DATA -
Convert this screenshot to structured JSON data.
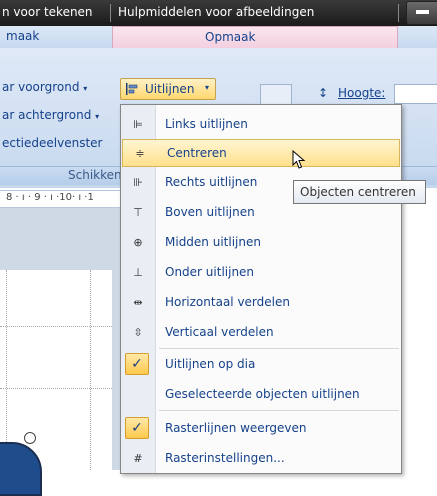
{
  "title_bar": {
    "tab_left": "n voor tekenen",
    "tab_context": "Hulpmiddelen voor afbeeldingen"
  },
  "ribbon_tabs": {
    "left_tab": "maak",
    "context_tab": "Opmaak"
  },
  "ribbon": {
    "bring_forward": "ar voorgrond",
    "send_backward": "ar achtergrond",
    "selection_pane": "ectiedeelvenster",
    "align_button": "Uitlijnen",
    "height_label": "Hoogte:",
    "group_label": "Schikken"
  },
  "ruler": {
    "text": "8 · ı · 9 · ı ·10· ı ·1"
  },
  "menu": {
    "items": [
      {
        "label": "Links uitlijnen",
        "icon": "align-left-icon"
      },
      {
        "label": "Centreren",
        "icon": "align-center-icon",
        "highlighted": true
      },
      {
        "label": "Rechts uitlijnen",
        "icon": "align-right-icon"
      },
      {
        "label": "Boven uitlijnen",
        "icon": "align-top-icon"
      },
      {
        "label": "Midden uitlijnen",
        "icon": "align-middle-icon"
      },
      {
        "label": "Onder uitlijnen",
        "icon": "align-bottom-icon"
      },
      {
        "label": "Horizontaal verdelen",
        "icon": "distribute-horizontal-icon"
      },
      {
        "label": "Verticaal verdelen",
        "icon": "distribute-vertical-icon"
      },
      {
        "label": "Uitlijnen op dia",
        "icon": "checkmark-icon",
        "checked": true
      },
      {
        "label": "Geselecteerde objecten uitlijnen",
        "icon": ""
      },
      {
        "label": "Rasterlijnen weergeven",
        "icon": "checkmark-icon",
        "checked": true
      },
      {
        "label": "Rasterinstellingen...",
        "icon": "grid-icon"
      }
    ]
  },
  "tooltip": {
    "text": "Objecten centreren"
  },
  "colors": {
    "highlight": "#ffe18c",
    "text": "#15428b",
    "titlebar": "#1a1a1a"
  }
}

WHAT NEEDS TO BE DONE - Of the lines in the material, how many hold the word "distribute"? Reply with the number only.

ANSWER TO THE EXERCISE - 2